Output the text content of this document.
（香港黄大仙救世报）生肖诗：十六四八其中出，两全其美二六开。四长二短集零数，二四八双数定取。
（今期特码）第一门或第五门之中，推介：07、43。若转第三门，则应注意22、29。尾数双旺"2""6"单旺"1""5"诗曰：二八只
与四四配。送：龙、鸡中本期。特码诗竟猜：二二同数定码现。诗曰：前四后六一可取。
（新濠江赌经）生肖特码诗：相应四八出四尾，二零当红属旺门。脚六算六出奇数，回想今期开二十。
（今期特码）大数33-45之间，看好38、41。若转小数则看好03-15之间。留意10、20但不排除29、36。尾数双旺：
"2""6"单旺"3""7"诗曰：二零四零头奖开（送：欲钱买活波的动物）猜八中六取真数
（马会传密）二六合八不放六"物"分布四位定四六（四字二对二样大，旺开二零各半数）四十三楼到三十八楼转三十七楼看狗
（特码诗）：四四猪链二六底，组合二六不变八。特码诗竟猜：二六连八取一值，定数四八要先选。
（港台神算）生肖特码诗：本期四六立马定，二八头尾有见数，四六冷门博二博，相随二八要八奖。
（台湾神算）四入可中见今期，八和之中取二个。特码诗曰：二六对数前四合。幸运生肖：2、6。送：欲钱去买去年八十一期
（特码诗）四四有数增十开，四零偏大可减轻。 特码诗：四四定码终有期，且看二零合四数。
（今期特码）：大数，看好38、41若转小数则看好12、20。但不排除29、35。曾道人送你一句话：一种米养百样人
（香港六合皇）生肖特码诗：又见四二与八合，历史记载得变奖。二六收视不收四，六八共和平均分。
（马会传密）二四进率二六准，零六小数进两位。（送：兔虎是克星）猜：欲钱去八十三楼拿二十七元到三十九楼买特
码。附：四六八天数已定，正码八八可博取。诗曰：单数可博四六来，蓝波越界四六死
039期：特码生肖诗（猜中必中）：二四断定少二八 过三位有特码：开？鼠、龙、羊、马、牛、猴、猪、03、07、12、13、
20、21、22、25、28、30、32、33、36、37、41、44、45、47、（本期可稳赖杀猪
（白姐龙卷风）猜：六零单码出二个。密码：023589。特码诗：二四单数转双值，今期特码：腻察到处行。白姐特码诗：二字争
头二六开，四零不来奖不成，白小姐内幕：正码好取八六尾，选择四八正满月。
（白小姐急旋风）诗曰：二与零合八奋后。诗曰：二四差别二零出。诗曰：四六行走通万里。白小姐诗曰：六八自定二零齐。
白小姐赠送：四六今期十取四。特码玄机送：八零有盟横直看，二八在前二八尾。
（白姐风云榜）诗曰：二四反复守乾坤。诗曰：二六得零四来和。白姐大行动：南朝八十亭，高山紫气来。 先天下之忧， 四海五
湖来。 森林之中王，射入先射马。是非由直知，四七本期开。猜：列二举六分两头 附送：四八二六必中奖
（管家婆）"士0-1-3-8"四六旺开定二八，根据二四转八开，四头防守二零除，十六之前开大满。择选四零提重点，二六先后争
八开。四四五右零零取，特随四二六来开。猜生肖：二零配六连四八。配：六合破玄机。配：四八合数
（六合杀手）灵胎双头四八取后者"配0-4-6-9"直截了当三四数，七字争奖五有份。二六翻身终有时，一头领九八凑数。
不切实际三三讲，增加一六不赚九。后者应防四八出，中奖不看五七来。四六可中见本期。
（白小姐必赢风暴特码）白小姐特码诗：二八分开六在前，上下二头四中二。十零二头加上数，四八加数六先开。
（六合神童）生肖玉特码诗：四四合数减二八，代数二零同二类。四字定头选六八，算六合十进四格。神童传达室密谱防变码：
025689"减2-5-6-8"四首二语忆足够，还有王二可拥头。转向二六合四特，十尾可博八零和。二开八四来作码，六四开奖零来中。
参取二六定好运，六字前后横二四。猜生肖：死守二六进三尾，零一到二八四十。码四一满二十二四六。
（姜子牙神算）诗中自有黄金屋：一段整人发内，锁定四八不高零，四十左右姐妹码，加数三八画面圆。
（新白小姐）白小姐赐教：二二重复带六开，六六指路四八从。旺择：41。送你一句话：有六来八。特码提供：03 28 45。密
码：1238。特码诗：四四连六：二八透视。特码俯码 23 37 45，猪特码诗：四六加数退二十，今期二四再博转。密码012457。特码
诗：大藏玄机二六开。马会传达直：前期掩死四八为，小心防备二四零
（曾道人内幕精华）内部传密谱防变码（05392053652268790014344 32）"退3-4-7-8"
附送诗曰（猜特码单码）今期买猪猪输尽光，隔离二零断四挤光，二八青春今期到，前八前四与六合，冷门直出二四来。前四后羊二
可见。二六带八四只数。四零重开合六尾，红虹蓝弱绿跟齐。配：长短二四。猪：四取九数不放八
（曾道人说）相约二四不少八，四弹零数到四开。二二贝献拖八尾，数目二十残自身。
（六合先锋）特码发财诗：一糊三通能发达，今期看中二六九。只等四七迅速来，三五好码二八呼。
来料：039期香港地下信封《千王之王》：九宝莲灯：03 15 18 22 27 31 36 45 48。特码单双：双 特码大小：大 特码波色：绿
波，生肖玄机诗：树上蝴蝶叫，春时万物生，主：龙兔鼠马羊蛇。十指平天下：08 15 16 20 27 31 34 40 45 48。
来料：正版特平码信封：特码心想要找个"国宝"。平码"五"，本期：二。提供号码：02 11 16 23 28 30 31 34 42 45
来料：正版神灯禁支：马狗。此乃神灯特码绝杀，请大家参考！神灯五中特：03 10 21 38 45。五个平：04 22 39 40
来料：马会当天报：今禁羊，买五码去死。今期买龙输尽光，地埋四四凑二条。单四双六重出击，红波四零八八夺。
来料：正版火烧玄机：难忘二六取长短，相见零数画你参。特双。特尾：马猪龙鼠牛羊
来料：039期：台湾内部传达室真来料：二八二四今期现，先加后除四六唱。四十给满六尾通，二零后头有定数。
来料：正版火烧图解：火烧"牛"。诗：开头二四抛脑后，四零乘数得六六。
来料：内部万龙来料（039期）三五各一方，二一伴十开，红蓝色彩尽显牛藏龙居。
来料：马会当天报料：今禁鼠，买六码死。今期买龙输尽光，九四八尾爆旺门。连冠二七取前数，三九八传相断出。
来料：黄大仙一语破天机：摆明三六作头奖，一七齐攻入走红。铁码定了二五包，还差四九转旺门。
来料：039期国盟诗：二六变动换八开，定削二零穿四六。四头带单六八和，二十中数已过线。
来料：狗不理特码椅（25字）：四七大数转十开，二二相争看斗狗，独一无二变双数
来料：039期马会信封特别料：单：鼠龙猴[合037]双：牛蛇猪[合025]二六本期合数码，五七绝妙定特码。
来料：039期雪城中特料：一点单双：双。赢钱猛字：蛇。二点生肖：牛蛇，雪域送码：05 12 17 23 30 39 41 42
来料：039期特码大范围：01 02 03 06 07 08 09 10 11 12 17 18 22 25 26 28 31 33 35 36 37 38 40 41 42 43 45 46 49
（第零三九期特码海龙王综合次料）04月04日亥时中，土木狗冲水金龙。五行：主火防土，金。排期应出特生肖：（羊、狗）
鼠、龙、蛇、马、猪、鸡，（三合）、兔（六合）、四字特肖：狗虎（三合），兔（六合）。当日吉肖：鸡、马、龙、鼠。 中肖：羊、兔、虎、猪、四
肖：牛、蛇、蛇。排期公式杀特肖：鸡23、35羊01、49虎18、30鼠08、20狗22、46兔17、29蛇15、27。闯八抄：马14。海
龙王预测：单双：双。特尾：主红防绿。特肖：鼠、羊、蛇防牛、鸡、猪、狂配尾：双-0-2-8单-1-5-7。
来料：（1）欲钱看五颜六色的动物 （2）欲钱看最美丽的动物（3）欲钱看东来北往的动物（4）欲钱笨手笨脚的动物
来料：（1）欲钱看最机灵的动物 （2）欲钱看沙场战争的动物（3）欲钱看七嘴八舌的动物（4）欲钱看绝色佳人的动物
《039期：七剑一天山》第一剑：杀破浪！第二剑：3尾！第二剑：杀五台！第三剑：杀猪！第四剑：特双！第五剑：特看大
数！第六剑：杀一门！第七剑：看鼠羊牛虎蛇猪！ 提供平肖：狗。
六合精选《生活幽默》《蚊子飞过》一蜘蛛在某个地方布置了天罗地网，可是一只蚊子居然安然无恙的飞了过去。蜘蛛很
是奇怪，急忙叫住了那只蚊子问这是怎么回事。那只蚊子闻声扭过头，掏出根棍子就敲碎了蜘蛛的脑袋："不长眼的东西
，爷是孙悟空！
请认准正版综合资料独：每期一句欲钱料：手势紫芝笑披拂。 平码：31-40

◆ **SHORT EXERCISE**: How many lines in the data contain the string "尾数双旺"? Respond with the number only.

◆ **EXERCISE RESPONSE**: 2